Task to carry out: Can you turn every line of the listing below into a single numbered list, skipping any blank lines?

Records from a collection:
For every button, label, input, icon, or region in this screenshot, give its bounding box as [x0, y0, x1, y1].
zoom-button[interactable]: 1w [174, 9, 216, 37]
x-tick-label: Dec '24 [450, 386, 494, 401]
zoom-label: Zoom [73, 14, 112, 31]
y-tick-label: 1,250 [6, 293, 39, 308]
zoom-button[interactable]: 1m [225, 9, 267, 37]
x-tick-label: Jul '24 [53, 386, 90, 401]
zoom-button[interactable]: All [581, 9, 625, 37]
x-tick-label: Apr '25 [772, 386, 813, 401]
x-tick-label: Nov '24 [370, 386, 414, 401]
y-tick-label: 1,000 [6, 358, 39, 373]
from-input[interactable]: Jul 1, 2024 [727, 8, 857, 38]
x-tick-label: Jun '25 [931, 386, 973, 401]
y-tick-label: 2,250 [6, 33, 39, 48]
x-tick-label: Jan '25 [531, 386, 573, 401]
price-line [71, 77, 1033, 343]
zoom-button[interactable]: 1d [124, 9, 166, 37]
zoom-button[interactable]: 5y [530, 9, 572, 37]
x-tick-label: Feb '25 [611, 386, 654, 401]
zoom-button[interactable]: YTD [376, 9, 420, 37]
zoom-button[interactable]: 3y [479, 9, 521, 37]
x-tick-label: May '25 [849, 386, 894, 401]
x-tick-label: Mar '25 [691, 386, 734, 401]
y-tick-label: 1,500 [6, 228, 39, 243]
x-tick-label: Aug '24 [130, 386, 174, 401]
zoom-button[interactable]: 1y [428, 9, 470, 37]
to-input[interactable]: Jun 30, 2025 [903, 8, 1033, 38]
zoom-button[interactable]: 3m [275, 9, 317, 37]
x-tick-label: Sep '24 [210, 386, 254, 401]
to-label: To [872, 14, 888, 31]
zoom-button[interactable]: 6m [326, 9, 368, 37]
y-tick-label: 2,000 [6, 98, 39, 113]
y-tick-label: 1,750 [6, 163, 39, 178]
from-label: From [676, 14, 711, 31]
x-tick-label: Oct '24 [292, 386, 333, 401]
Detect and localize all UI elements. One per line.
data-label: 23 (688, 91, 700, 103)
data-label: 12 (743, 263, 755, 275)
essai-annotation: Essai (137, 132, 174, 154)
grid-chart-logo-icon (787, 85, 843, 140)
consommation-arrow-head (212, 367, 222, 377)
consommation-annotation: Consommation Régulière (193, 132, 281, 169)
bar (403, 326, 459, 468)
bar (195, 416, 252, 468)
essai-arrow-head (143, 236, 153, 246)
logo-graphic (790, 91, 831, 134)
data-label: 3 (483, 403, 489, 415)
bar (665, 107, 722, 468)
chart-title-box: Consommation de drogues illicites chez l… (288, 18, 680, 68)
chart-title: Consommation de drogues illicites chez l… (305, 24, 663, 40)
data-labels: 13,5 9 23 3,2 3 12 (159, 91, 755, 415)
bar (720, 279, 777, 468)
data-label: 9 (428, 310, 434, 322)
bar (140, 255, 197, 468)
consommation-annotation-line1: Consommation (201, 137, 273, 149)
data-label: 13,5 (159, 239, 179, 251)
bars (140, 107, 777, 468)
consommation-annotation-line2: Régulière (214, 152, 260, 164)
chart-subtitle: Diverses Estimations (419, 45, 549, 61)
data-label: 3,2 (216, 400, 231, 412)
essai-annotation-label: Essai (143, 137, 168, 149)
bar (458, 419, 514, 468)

Full output:
1. For every button, label, input, icon, or region in this screenshot, give its bounding box as [x0, y0, x1, y1].
2. zoom-button[interactable]: 1w [174, 9, 216, 37]
3. x-tick-label: Dec '24 [450, 386, 494, 401]
4. zoom-label: Zoom [73, 14, 112, 31]
5. y-tick-label: 1,250 [6, 293, 39, 308]
6. zoom-button[interactable]: 1m [225, 9, 267, 37]
7. x-tick-label: Jul '24 [53, 386, 90, 401]
8. zoom-button[interactable]: All [581, 9, 625, 37]
9. x-tick-label: Apr '25 [772, 386, 813, 401]
10. x-tick-label: Nov '24 [370, 386, 414, 401]
11. y-tick-label: 1,000 [6, 358, 39, 373]
12. from-input[interactable]: Jul 1, 2024 [727, 8, 857, 38]
13. x-tick-label: Jun '25 [931, 386, 973, 401]
14. y-tick-label: 2,250 [6, 33, 39, 48]
15. x-tick-label: Jan '25 [531, 386, 573, 401]
16. price-line [71, 77, 1033, 343]
17. zoom-button[interactable]: 1d [124, 9, 166, 37]
18. zoom-button[interactable]: 5y [530, 9, 572, 37]
19. x-tick-label: Feb '25 [611, 386, 654, 401]
20. zoom-button[interactable]: YTD [376, 9, 420, 37]
21. zoom-button[interactable]: 3y [479, 9, 521, 37]
22. x-tick-label: May '25 [849, 386, 894, 401]
23. x-tick-label: Mar '25 [691, 386, 734, 401]
24. y-tick-label: 1,500 [6, 228, 39, 243]
25. x-tick-label: Aug '24 [130, 386, 174, 401]
26. zoom-button[interactable]: 1y [428, 9, 470, 37]
27. to-input[interactable]: Jun 30, 2025 [903, 8, 1033, 38]
28. zoom-button[interactable]: 3m [275, 9, 317, 37]
29. x-tick-label: Sep '24 [210, 386, 254, 401]
30. to-label: To [872, 14, 888, 31]
31. zoom-button[interactable]: 6m [326, 9, 368, 37]
32. y-tick-label: 2,000 [6, 98, 39, 113]
33. y-tick-label: 1,750 [6, 163, 39, 178]
34. from-label: From [676, 14, 711, 31]
35. x-tick-label: Oct '24 [292, 386, 333, 401]
36. Detect and localize all UI elements. One per line.
37. data-label: 23 (688, 91, 700, 103)
38. data-label: 12 (743, 263, 755, 275)
39. essai-annotation: Essai (137, 132, 174, 154)
40. grid-chart-logo-icon (787, 85, 843, 140)
41. consommation-arrow-head (212, 367, 222, 377)
42. consommation-annotation: Consommation Régulière (193, 132, 281, 169)
43. bar (403, 326, 459, 468)
44. bar (195, 416, 252, 468)
45. essai-arrow-head (143, 236, 153, 246)
46. logo-graphic (790, 91, 831, 134)
47. data-label: 3 (483, 403, 489, 415)
48. bar (665, 107, 722, 468)
49. chart-title-box: Consommation de drogues illicites chez l… (288, 18, 680, 68)
50. chart-title: Consommation de drogues illicites chez l… (305, 24, 663, 40)
51. data-labels: 13,5 9 23 3,2 3 12 (159, 91, 755, 415)
52. bar (720, 279, 777, 468)
53. data-label: 9 (428, 310, 434, 322)
54. bar (140, 255, 197, 468)
55. consommation-annotation-line1: Consommation (201, 137, 273, 149)
56. data-label: 13,5 (159, 239, 179, 251)
57. bars (140, 107, 777, 468)
58. consommation-annotation-line2: Régulière (214, 152, 260, 164)
59. chart-subtitle: Diverses Estimations (419, 45, 549, 61)
60. data-label: 3,2 (216, 400, 231, 412)
61. essai-annotation-label: Essai (143, 137, 168, 149)
62. bar (458, 419, 514, 468)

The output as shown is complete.